• [Records for this exercise]:

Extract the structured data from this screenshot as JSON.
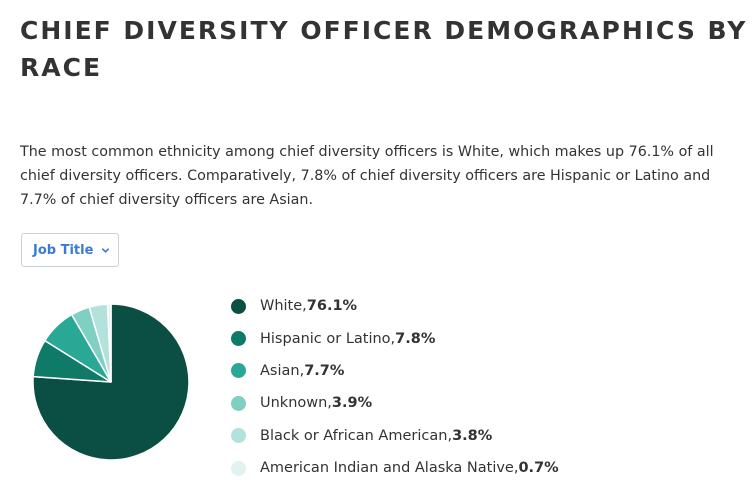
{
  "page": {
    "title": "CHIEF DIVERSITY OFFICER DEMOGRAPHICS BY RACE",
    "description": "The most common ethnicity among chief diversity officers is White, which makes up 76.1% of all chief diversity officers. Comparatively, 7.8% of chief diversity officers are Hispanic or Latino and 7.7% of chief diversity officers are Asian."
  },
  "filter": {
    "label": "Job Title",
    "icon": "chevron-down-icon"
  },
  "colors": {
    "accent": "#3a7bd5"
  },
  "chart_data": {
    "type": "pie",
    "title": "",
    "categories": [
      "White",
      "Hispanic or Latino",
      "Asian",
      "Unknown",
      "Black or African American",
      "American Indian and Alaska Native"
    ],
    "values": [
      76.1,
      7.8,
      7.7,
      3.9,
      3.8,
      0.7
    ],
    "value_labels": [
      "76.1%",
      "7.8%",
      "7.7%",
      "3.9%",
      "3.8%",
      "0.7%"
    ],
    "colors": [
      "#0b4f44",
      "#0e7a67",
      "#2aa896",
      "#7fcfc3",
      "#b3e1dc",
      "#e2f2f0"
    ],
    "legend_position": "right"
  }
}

• [Exercise goal]: Generate a word-for-word copy of the preceding records, excluding all pictures.

• [Final answer]:
Extract the structured data from this screenshot as JSON.
{
  "page": {
    "title": "CHIEF DIVERSITY OFFICER DEMOGRAPHICS BY RACE",
    "description": "The most common ethnicity among chief diversity officers is White, which makes up 76.1% of all chief diversity officers. Comparatively, 7.8% of chief diversity officers are Hispanic or Latino and 7.7% of chief diversity officers are Asian."
  },
  "filter": {
    "label": "Job Title",
    "icon": "chevron-down-icon"
  },
  "colors": {
    "accent": "#3a7bd5"
  },
  "chart_data": {
    "type": "pie",
    "title": "",
    "categories": [
      "White",
      "Hispanic or Latino",
      "Asian",
      "Unknown",
      "Black or African American",
      "American Indian and Alaska Native"
    ],
    "values": [
      76.1,
      7.8,
      7.7,
      3.9,
      3.8,
      0.7
    ],
    "value_labels": [
      "76.1%",
      "7.8%",
      "7.7%",
      "3.9%",
      "3.8%",
      "0.7%"
    ],
    "colors": [
      "#0b4f44",
      "#0e7a67",
      "#2aa896",
      "#7fcfc3",
      "#b3e1dc",
      "#e2f2f0"
    ],
    "legend_position": "right"
  }
}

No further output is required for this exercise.